▸ **Extracted data entries**:
⁂

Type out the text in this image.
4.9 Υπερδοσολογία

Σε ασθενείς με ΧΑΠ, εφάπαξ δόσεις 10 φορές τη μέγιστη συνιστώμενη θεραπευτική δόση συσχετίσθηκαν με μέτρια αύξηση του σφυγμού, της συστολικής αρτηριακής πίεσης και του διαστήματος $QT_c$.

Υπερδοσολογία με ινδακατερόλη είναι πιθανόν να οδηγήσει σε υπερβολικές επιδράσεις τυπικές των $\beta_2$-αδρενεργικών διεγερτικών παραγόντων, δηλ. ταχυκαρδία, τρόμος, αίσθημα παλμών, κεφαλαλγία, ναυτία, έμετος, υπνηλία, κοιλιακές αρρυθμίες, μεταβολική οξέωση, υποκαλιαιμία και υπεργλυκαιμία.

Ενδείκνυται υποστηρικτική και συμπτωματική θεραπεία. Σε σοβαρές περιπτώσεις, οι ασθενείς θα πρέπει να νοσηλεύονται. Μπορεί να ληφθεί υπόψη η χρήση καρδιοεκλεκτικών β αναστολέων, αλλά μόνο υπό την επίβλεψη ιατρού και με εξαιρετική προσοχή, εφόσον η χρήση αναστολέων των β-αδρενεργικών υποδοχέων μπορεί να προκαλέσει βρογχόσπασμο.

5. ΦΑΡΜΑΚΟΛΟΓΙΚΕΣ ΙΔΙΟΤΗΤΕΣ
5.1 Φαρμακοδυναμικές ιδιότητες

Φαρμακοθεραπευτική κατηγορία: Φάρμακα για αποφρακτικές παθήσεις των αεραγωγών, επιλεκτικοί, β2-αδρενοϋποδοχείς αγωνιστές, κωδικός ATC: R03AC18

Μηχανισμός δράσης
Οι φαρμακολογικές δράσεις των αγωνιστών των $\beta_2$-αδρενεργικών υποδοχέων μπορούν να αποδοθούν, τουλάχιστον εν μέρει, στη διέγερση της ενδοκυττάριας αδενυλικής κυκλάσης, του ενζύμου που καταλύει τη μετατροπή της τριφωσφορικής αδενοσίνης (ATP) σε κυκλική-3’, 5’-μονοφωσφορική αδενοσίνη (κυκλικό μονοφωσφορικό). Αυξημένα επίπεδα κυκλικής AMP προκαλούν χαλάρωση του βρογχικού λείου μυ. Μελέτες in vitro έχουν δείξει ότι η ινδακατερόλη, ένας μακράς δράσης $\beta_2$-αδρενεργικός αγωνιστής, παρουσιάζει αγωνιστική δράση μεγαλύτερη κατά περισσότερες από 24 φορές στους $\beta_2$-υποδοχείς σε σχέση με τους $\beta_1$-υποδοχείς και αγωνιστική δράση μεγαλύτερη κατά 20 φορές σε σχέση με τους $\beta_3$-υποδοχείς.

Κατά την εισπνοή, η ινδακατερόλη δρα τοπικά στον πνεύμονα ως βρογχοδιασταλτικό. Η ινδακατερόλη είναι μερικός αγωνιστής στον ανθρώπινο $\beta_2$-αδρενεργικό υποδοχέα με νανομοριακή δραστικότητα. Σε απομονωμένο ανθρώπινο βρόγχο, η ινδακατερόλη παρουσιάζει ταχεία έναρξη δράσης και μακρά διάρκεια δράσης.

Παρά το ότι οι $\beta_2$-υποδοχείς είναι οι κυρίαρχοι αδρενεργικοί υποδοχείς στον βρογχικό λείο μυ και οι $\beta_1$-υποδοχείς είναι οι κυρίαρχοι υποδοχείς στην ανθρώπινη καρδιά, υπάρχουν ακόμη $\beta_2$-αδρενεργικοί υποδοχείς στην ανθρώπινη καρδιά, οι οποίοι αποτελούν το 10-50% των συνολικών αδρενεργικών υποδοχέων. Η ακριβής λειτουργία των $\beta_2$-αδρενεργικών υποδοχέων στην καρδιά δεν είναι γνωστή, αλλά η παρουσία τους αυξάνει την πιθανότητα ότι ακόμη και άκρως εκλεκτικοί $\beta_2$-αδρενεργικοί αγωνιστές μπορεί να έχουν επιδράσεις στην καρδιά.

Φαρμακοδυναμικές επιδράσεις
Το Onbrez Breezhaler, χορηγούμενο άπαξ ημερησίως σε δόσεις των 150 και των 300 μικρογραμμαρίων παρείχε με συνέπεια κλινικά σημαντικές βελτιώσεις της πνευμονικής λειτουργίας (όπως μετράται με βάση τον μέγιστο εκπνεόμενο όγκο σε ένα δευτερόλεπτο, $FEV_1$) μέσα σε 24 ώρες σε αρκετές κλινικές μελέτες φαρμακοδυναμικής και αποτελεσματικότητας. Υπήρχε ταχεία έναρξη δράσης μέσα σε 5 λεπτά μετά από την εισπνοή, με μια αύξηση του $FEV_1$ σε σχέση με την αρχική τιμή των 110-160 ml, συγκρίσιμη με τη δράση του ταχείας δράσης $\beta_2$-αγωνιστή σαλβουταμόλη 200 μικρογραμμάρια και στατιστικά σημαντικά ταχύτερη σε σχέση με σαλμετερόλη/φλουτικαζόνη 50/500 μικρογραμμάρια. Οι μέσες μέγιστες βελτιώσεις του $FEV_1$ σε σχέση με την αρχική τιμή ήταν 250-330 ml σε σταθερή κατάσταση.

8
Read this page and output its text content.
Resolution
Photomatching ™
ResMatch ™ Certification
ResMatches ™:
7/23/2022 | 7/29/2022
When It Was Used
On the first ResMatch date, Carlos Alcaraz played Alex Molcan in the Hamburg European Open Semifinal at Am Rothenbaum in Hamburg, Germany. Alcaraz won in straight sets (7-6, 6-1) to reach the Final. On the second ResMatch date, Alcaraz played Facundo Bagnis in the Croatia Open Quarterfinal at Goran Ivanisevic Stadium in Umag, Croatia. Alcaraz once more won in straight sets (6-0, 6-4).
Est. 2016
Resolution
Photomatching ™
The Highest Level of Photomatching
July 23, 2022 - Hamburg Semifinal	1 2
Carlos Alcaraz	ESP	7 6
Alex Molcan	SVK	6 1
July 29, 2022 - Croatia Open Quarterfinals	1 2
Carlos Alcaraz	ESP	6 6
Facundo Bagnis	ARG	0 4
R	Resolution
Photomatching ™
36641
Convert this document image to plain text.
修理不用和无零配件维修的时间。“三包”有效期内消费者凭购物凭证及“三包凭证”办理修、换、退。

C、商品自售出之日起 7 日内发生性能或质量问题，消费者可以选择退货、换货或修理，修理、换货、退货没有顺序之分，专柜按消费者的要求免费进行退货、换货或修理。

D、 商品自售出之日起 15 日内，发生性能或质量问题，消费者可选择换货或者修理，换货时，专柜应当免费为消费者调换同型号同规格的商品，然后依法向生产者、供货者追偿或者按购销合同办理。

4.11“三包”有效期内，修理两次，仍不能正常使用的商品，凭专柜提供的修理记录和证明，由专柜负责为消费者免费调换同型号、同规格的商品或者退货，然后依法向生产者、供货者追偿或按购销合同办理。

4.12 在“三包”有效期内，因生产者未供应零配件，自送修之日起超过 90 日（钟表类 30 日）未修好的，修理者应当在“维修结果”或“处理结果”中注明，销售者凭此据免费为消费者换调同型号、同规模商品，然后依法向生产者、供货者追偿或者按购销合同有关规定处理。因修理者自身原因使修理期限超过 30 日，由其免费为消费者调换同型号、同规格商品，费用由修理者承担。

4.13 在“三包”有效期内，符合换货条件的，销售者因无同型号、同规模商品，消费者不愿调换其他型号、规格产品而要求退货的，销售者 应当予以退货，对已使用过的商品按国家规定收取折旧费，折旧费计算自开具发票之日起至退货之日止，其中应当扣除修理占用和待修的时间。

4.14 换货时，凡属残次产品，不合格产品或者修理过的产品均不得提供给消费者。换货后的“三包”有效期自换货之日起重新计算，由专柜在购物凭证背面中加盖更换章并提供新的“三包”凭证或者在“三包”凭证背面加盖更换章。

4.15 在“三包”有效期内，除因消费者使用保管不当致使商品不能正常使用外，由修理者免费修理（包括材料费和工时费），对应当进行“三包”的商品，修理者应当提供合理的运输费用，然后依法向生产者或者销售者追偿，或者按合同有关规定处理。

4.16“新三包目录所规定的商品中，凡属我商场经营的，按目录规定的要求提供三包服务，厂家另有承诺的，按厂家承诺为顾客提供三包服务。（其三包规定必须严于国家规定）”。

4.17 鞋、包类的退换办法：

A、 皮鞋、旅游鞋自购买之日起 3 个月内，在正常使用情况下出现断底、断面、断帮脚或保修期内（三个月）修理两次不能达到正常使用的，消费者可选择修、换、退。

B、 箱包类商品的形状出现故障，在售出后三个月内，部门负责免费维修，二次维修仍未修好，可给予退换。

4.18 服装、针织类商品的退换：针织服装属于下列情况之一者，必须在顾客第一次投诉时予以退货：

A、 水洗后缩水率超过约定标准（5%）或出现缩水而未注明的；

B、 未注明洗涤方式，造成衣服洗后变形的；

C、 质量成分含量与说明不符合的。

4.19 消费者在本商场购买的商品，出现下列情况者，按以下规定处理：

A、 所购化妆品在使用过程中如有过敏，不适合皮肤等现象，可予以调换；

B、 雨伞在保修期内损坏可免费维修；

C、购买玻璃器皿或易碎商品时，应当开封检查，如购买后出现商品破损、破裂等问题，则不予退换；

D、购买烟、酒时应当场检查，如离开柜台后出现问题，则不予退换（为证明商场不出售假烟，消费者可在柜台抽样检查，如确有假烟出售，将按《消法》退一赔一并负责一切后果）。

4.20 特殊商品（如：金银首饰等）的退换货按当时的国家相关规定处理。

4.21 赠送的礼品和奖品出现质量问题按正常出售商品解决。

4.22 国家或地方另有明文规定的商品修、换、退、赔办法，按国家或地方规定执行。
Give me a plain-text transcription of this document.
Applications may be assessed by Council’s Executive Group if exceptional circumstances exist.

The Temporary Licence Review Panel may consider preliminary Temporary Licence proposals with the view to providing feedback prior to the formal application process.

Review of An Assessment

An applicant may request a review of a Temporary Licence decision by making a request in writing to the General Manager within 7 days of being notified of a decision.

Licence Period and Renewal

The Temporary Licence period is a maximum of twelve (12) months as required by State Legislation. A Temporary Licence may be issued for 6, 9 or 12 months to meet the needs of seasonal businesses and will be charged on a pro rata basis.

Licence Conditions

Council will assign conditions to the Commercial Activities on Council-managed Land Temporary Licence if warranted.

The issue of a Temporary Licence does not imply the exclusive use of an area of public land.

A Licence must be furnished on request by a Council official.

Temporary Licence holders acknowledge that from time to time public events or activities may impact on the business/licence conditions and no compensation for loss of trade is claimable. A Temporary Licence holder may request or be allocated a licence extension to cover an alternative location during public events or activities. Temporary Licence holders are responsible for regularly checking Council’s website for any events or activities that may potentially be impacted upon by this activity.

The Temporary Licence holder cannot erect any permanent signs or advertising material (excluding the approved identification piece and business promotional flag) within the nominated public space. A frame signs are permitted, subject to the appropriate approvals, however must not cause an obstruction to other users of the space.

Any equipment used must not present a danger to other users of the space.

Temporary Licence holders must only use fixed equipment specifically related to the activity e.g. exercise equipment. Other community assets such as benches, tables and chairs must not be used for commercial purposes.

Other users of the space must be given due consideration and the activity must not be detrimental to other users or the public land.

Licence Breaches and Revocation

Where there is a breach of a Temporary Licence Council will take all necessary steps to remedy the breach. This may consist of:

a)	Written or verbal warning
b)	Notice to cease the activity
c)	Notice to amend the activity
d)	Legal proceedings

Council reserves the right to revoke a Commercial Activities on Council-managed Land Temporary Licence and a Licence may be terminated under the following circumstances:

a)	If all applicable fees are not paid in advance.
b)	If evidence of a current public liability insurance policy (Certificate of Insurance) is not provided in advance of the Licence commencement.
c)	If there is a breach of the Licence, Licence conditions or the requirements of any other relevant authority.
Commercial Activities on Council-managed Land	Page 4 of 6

⁂

▸ **Exercise goal**: Each line that has the word "επιδράσεις" counts once. How many such lines are in the data? Give the number alone.

▸ **Answer**: 3